EXERCISE DETAILS:
Find the lines below that contain the string "this". Copy each one.

-- begin SOURCE RECORDS --

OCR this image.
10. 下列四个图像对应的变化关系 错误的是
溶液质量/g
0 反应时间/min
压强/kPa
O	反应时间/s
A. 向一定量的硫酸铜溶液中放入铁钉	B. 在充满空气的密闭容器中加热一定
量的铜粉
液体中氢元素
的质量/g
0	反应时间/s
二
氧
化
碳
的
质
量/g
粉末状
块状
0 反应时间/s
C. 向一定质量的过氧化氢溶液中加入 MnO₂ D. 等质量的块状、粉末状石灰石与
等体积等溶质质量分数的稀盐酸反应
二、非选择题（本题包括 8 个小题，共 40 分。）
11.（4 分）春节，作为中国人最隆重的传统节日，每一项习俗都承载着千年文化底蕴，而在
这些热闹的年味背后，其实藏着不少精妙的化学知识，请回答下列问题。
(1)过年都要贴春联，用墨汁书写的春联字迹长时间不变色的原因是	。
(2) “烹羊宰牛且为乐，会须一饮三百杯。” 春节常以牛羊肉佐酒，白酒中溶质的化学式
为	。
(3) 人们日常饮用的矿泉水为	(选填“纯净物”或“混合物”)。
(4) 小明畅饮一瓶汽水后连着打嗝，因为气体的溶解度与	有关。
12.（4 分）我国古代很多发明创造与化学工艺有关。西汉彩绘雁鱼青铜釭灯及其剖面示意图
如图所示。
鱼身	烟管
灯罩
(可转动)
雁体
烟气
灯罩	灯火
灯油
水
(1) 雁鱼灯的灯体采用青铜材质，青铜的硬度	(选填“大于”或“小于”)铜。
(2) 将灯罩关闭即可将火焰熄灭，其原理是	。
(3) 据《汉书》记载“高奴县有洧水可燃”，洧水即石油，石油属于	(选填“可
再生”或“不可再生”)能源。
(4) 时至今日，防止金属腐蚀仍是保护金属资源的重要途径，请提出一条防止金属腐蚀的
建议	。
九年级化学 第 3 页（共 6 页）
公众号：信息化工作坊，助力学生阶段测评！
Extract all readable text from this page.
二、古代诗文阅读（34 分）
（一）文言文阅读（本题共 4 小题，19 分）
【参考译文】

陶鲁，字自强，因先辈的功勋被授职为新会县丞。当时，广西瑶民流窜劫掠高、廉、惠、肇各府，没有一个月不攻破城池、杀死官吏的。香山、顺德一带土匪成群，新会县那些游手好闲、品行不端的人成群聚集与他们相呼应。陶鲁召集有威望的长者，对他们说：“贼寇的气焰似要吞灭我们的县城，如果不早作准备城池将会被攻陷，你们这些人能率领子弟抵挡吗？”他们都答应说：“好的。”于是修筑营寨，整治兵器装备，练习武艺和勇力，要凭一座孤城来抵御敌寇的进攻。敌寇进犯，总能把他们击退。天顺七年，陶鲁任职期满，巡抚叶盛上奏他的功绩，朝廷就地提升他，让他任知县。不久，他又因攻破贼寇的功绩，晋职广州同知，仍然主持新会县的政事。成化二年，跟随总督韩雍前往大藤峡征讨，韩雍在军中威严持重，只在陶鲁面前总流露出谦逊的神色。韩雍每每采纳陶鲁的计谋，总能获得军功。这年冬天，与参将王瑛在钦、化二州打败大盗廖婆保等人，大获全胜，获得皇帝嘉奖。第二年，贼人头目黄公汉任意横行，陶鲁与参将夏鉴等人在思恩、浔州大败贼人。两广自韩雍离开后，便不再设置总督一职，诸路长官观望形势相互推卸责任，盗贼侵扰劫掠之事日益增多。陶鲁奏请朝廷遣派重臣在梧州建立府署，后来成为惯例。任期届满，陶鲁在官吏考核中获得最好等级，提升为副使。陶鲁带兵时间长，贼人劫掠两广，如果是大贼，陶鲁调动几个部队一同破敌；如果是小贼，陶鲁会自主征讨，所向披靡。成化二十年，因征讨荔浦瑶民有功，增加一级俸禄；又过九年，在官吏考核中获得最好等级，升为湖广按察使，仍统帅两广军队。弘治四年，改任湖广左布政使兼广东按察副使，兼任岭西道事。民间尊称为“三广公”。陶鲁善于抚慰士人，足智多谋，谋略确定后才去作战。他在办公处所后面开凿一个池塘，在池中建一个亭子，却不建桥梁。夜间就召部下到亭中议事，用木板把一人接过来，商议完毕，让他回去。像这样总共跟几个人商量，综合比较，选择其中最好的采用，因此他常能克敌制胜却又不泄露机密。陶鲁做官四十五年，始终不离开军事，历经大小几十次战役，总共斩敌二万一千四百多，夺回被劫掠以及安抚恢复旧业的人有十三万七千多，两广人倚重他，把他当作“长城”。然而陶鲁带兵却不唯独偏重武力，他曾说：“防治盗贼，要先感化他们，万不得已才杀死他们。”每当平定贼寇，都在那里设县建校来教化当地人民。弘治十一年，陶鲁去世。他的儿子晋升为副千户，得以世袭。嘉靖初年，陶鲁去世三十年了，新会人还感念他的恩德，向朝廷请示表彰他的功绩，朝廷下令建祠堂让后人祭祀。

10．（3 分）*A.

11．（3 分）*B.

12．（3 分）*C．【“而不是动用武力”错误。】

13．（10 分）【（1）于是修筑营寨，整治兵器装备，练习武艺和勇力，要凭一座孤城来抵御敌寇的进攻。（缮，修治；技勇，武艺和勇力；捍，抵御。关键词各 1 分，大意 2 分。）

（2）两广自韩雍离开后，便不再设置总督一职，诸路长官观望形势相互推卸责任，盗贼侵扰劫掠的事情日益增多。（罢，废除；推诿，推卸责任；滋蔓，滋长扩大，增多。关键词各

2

-- end SOURCE RECORDS --

OUTPUT BELOW:
OCR this image.
Extract all readable text from this page.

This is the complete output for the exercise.